▸ EXERCISE PROMPT: Copy out every line of the records where the string "order" occurs.

▸ GIVEN ENTRIES:

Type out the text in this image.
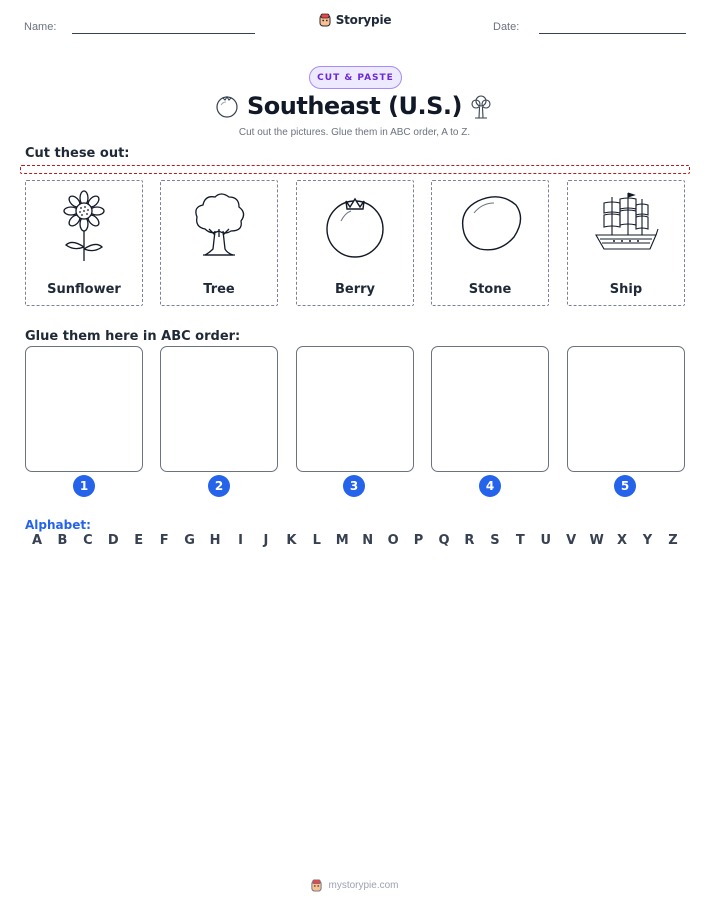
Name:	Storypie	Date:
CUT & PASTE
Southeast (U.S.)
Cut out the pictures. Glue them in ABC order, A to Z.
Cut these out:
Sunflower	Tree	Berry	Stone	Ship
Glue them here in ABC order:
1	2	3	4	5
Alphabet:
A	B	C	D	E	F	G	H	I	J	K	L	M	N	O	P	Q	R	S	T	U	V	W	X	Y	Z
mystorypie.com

--

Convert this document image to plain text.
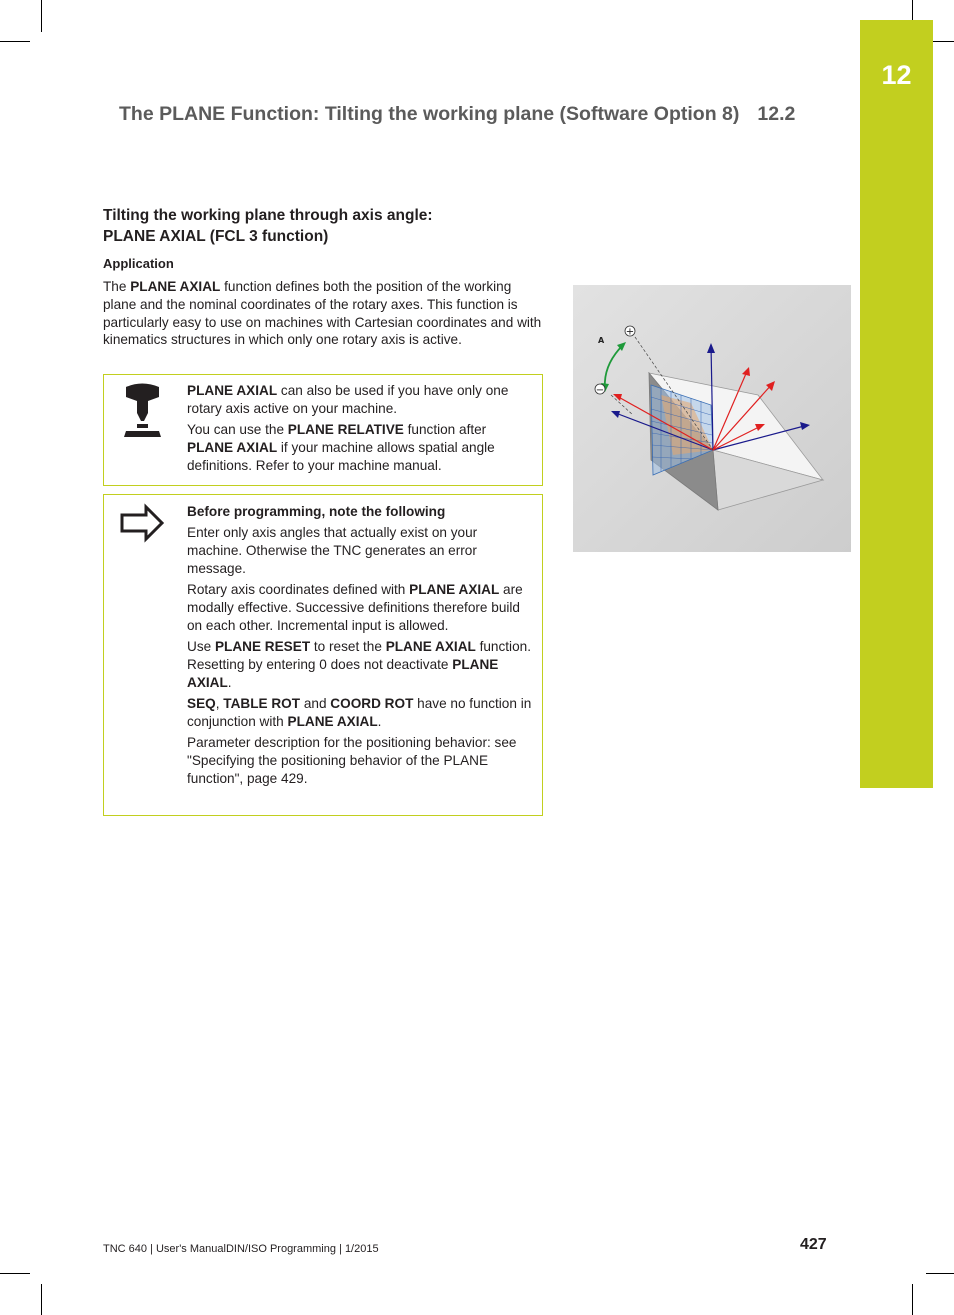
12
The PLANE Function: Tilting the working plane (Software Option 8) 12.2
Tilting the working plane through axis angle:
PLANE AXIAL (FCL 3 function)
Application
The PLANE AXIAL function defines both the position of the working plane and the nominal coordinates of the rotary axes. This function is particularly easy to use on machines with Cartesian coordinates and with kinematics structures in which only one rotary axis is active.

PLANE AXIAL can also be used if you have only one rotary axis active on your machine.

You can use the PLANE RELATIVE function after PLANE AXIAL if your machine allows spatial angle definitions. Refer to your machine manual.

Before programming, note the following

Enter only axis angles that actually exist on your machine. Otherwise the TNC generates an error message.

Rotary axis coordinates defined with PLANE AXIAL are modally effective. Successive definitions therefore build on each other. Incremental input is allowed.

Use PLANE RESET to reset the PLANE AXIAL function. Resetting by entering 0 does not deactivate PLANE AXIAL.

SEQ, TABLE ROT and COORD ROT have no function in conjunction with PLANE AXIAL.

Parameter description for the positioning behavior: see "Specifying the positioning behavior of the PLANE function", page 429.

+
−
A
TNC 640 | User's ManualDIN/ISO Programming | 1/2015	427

▸ SOLUTION BELOW:
Cut out the pictures. Glue them in ABC order, A to Z.
Glue them here in ABC order:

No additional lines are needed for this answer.